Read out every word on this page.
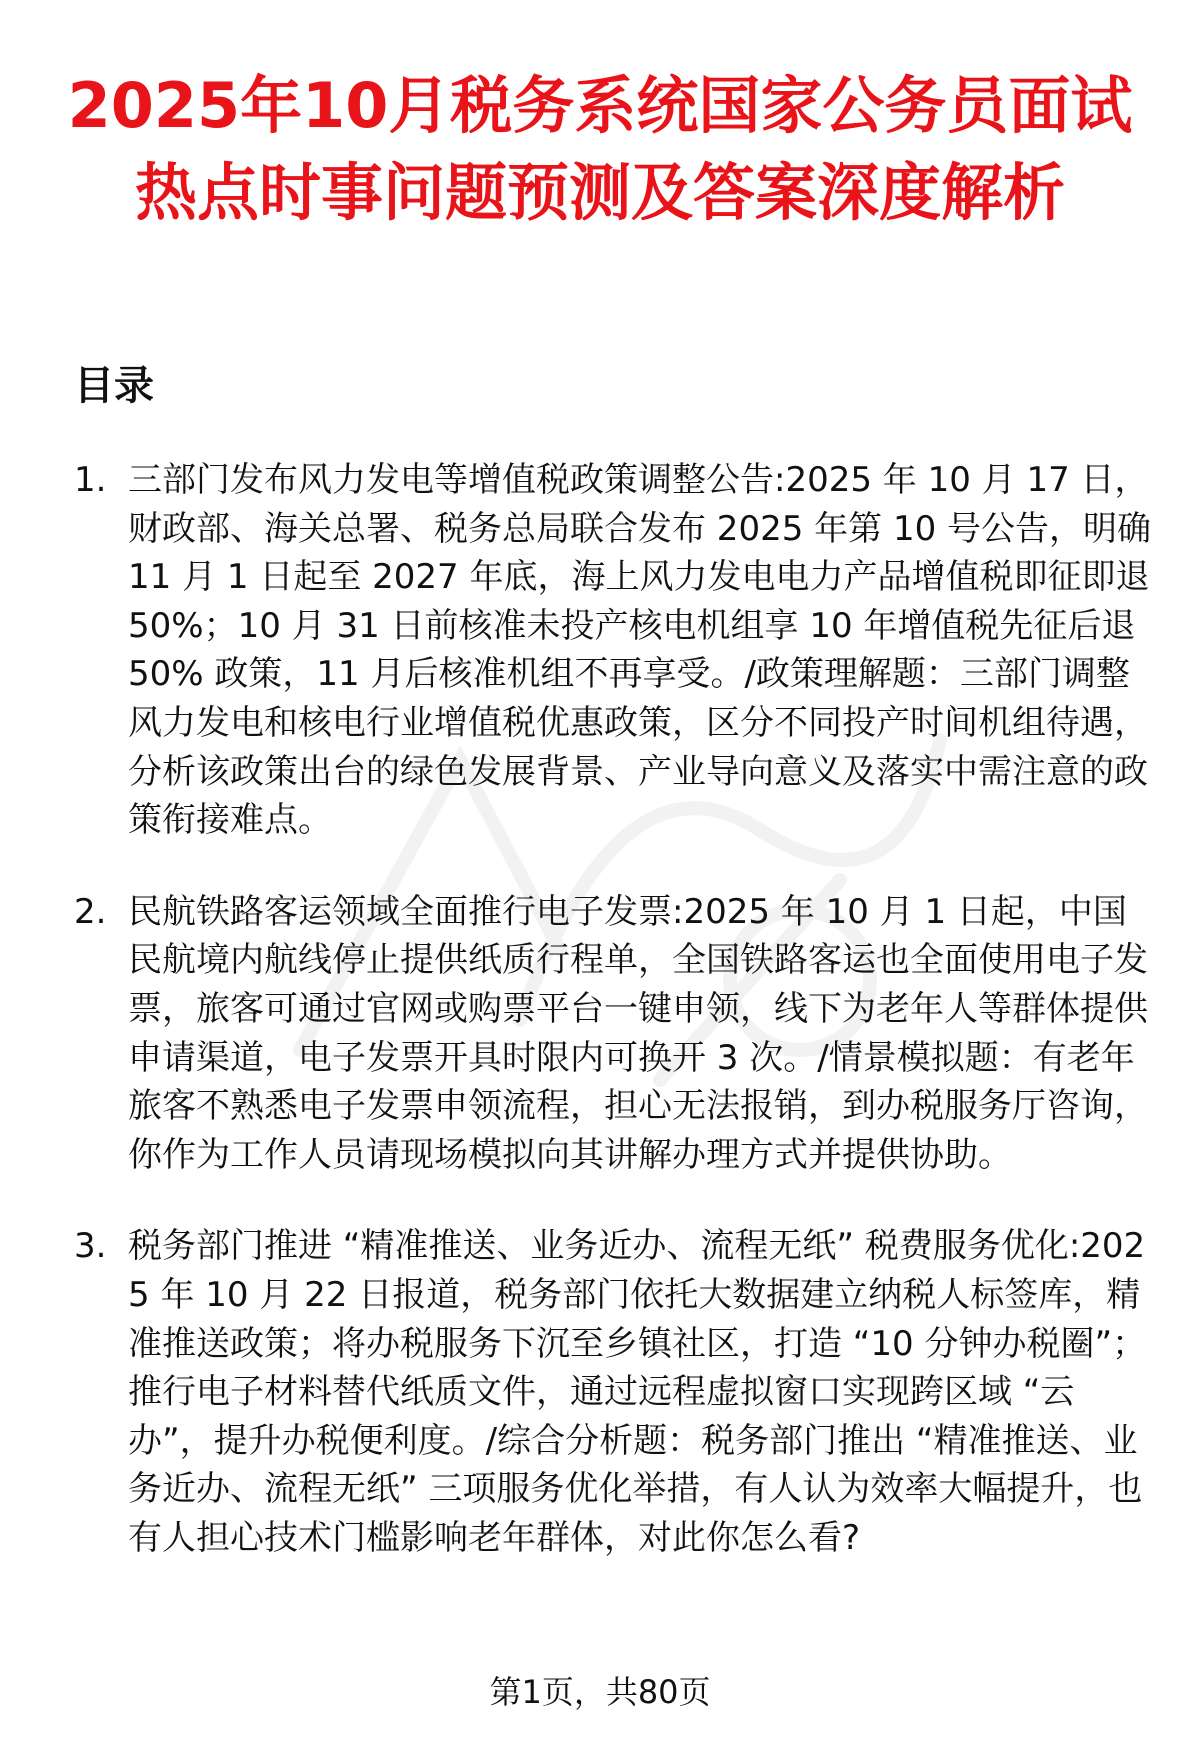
2025年10月税务系统国家公务员面试热点时事问题预测及答案深度解析
目录
1. 三部门发布风力发电等增值税政策调整公告:2025 年 10 月 17 日，财政部、海关总署、税务总局联合发布 2025 年第 10 号公告，明确 11 月 1 日起至 2027 年底，海上风力发电电力产品增值税即征即退 50%；10 月 31 日前核准未投产核电机组享 10 年增值税先征后退 50% 政策，11 月后核准机组不再享受。/政策理解题：三部门调整风力发电和核电行业增值税优惠政策，区分不同投产时间机组待遇，分析该政策出台的绿色发展背景、产业导向意义及落实中需注意的政策衔接难点。
2. 民航铁路客运领域全面推行电子发票:2025 年 10 月 1 日起，中国民航境内航线停止提供纸质行程单，全国铁路客运也全面使用电子发票，旅客可通过官网或购票平台一键申领，线下为老年人等群体提供申请渠道，电子发票开具时限内可换开 3 次。/情景模拟题：有老年旅客不熟悉电子发票申领流程，担心无法报销，到办税服务厅咨询，你作为工作人员请现场模拟向其讲解办理方式并提供协助。
3. 税务部门推进 “精准推送、业务近办、流程无纸” 税费服务优化:2025 年 10 月 22 日报道，税务部门依托大数据建立纳税人标签库，精准推送政策；将办税服务下沉至乡镇社区，打造 “10 分钟办税圈”；推行电子材料替代纸质文件，通过远程虚拟窗口实现跨区域 “云办”，提升办税便利度。/综合分析题：税务部门推出 “精准推送、业务近办、流程无纸” 三项服务优化举措，有人认为效率大幅提升，也有人担心技术门槛影响老年群体，对此你怎么看?
第1页，共80页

------------------------------

What the exercise asks.
Print the records above exactly as they stand, but leave out the pictures.

Problem solution.
Read out every word on this page.
2025年10月税务系统国家公务员面试热点时事问题预测及答案深度解析
目录
1. 三部门发布风力发电等增值税政策调整公告:2025 年 10 月 17 日，财政部、海关总署、税务总局联合发布 2025 年第 10 号公告，明确 11 月 1 日起至 2027 年底，海上风力发电电力产品增值税即征即退 50%；10 月 31 日前核准未投产核电机组享 10 年增值税先征后退 50% 政策，11 月后核准机组不再享受。/政策理解题：三部门调整风力发电和核电行业增值税优惠政策，区分不同投产时间机组待遇，分析该政策出台的绿色发展背景、产业导向意义及落实中需注意的政策衔接难点。
2. 民航铁路客运领域全面推行电子发票:2025 年 10 月 1 日起，中国民航境内航线停止提供纸质行程单，全国铁路客运也全面使用电子发票，旅客可通过官网或购票平台一键申领，线下为老年人等群体提供申请渠道，电子发票开具时限内可换开 3 次。/情景模拟题：有老年旅客不熟悉电子发票申领流程，担心无法报销，到办税服务厅咨询，你作为工作人员请现场模拟向其讲解办理方式并提供协助。
3. 税务部门推进 “精准推送、业务近办、流程无纸” 税费服务优化:2025 年 10 月 22 日报道，税务部门依托大数据建立纳税人标签库，精准推送政策；将办税服务下沉至乡镇社区，打造 “10 分钟办税圈”；推行电子材料替代纸质文件，通过远程虚拟窗口实现跨区域 “云办”，提升办税便利度。/综合分析题：税务部门推出 “精准推送、业务近办、流程无纸” 三项服务优化举措，有人认为效率大幅提升，也有人担心技术门槛影响老年群体，对此你怎么看?
第1页，共80页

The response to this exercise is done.